Please give the entries again in full and exactly, without any picture.

A run of records:
[Start]

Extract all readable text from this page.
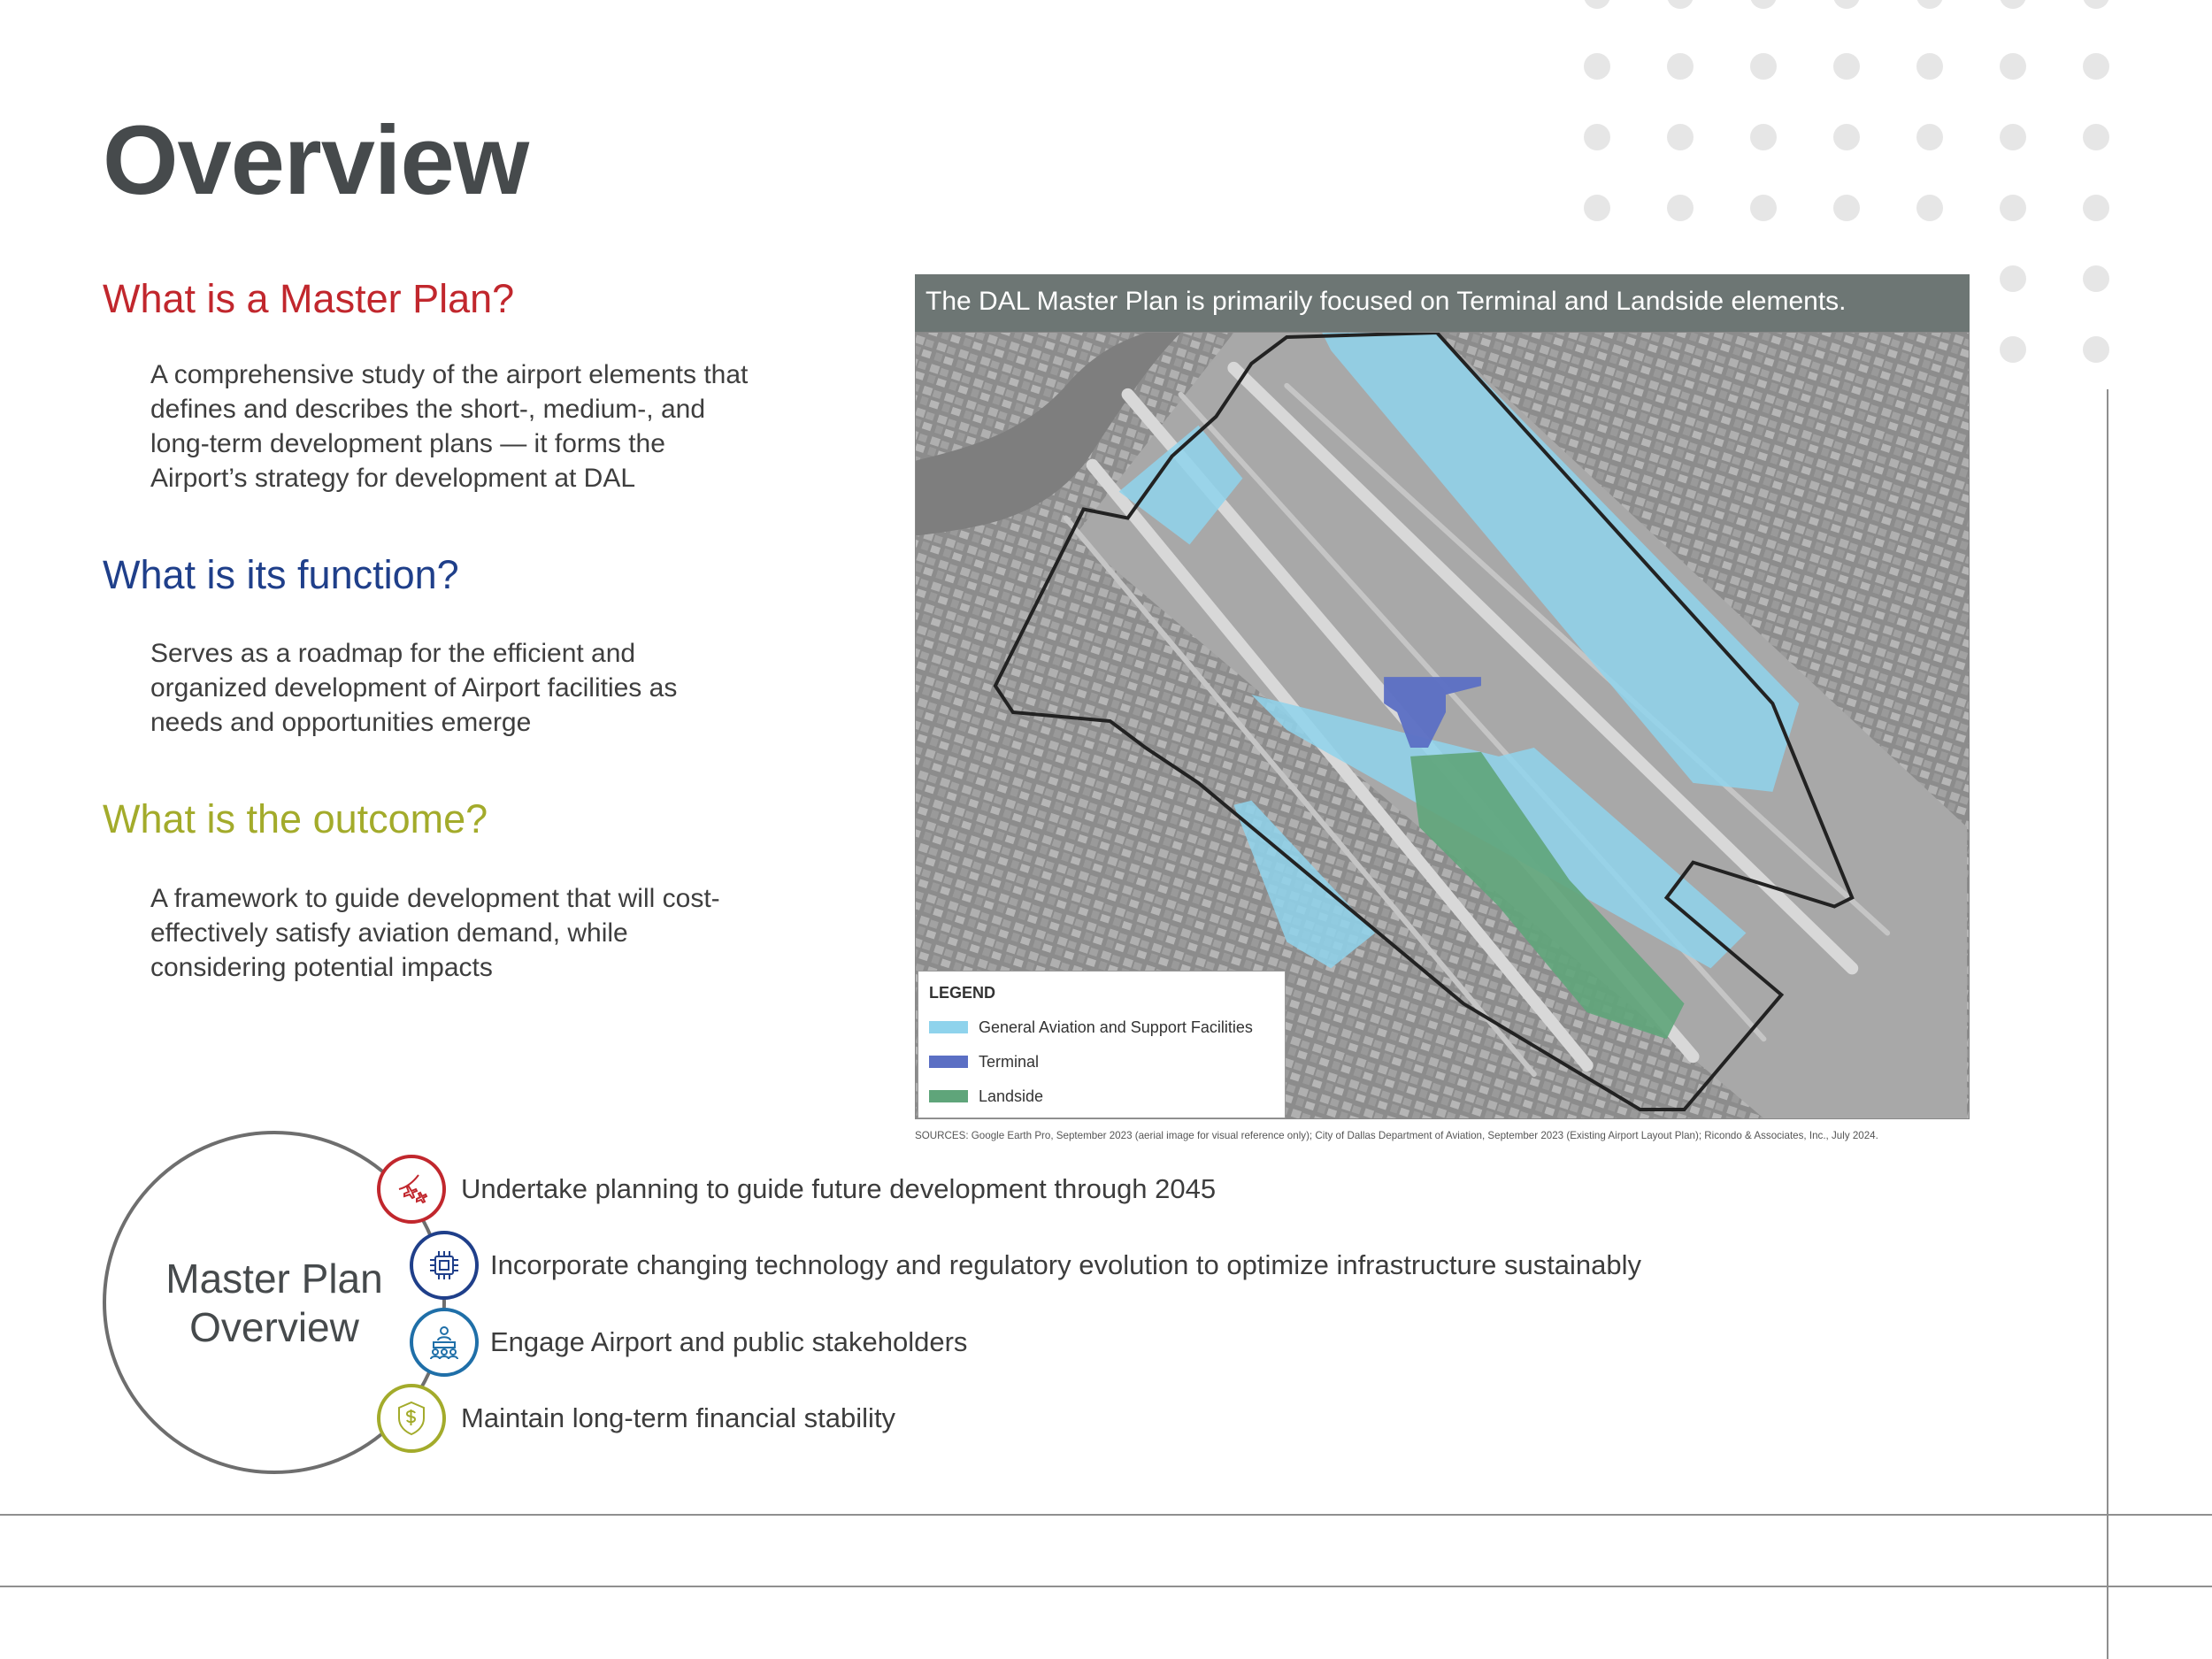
Overview
What is a Master Plan?

A comprehensive study of the airport elements that defines and describes the short-, medium-, and long-term development plans — it forms the Airport’s strategy for development at DAL

What is its function?

Serves as a roadmap for the efficient and organized development of Airport facilities as needs and opportunities emerge

What is the outcome?

A framework to guide development that will cost-effectively satisfy aviation demand, while considering potential impacts

The DAL Master Plan is primarily focused on Terminal and Landside elements.
LEGEND
General Aviation and Support Facilities
Terminal
Landside
SOURCES: Google Earth Pro, September 2023 (aerial image for visual reference only); City of Dallas Department of Aviation, September 2023 (Existing Airport Layout Plan); Ricondo & Associates, Inc., July 2024.
Master Plan
Overview
Undertake planning to guide future development through 2045
Incorporate changing technology and regulatory evolution to optimize infrastructure sustainably
Engage Airport and public stakeholders
Maintain long-term financial stability
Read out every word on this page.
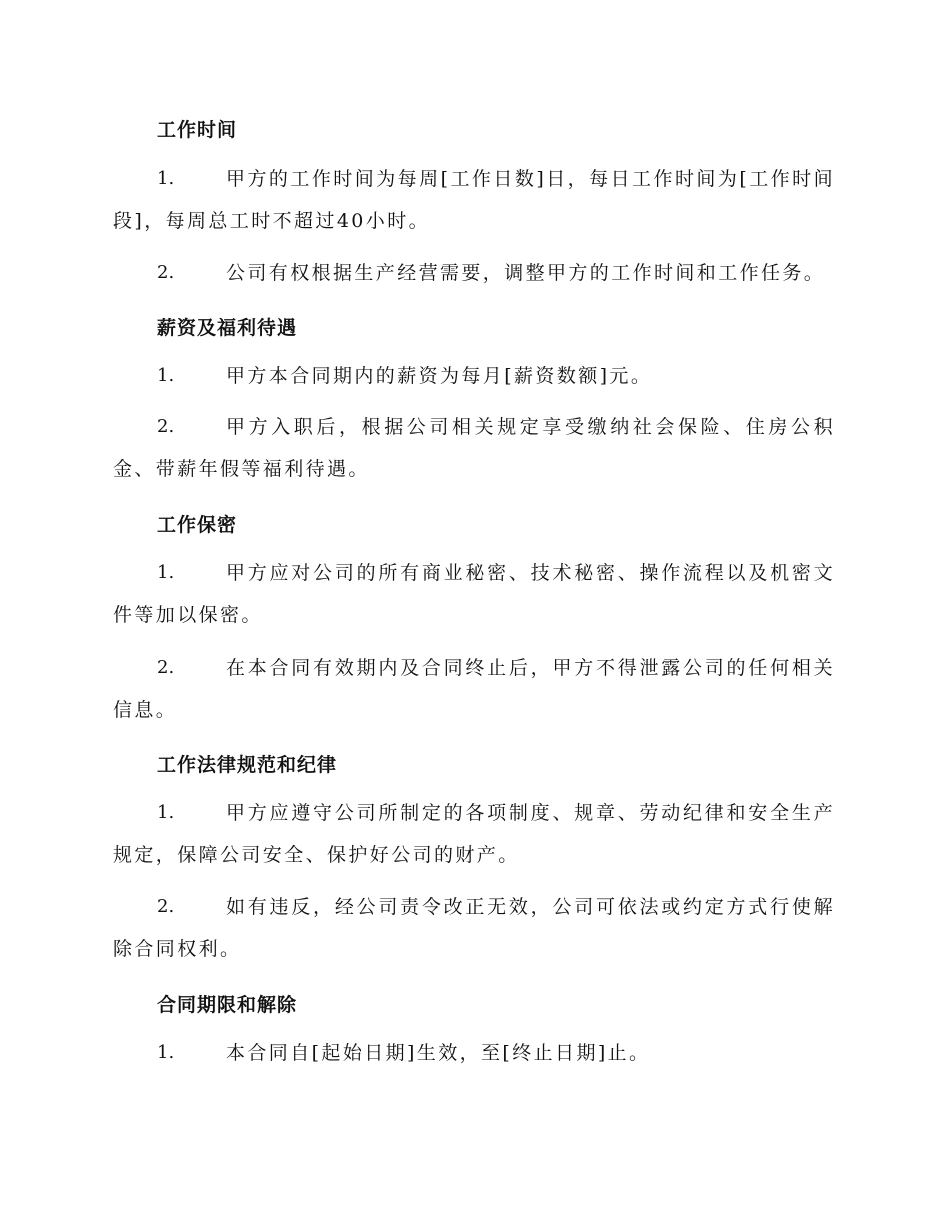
工作时间
1.	甲方的工作时间为每周[工作日数]日，每日工作时间为[工作时间段]，每周总工时不超过40小时。
2.	公司有权根据生产经营需要，调整甲方的工作时间和工作任务。
薪资及福利待遇
1.	甲方本合同期内的薪资为每月[薪资数额]元。
2.	甲方入职后，根据公司相关规定享受缴纳社会保险、住房公积金、带薪年假等福利待遇。
工作保密
1.	甲方应对公司的所有商业秘密、技术秘密、操作流程以及机密文件等加以保密。
2.	在本合同有效期内及合同终止后，甲方不得泄露公司的任何相关信息。
工作法律规范和纪律
1.	甲方应遵守公司所制定的各项制度、规章、劳动纪律和安全生产规定，保障公司安全、保护好公司的财产。
2.	如有违反，经公司责令改正无效，公司可依法或约定方式行使解除合同权利。
合同期限和解除
1.	本合同自[起始日期]生效，至[终止日期]止。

[End]

> [THE REPLY]:
Extract all readable text from this page.
Overview
What is a Master Plan?

A comprehensive study of the airport elements that defines and describes the short-, medium-, and long-term development plans — it forms the Airport’s strategy for development at DAL

What is its function?

Serves as a roadmap for the efficient and organized development of Airport facilities as needs and opportunities emerge

What is the outcome?

A framework to guide development that will cost-effectively satisfy aviation demand, while considering potential impacts

The DAL Master Plan is primarily focused on Terminal and Landside elements.
LEGEND
General Aviation and Support Facilities
Terminal
Landside
SOURCES: Google Earth Pro, September 2023 (aerial image for visual reference only); City of Dallas Department of Aviation, September 2023 (Existing Airport Layout Plan); Ricondo & Associates, Inc., July 2024.
Master Plan
Overview
Undertake planning to guide future development through 2045
Incorporate changing technology and regulatory evolution to optimize infrastructure sustainably
Engage Airport and public stakeholders
Maintain long-term financial stability
Read out every word on this page.
工作时间
1.	甲方的工作时间为每周[工作日数]日，每日工作时间为[工作时间段]，每周总工时不超过40小时。
2.	公司有权根据生产经营需要，调整甲方的工作时间和工作任务。
薪资及福利待遇
1.	甲方本合同期内的薪资为每月[薪资数额]元。
2.	甲方入职后，根据公司相关规定享受缴纳社会保险、住房公积金、带薪年假等福利待遇。
工作保密
1.	甲方应对公司的所有商业秘密、技术秘密、操作流程以及机密文件等加以保密。
2.	在本合同有效期内及合同终止后，甲方不得泄露公司的任何相关信息。
工作法律规范和纪律
1.	甲方应遵守公司所制定的各项制度、规章、劳动纪律和安全生产规定，保障公司安全、保护好公司的财产。
2.	如有违反，经公司责令改正无效，公司可依法或约定方式行使解除合同权利。
合同期限和解除
1.	本合同自[起始日期]生效，至[终止日期]止。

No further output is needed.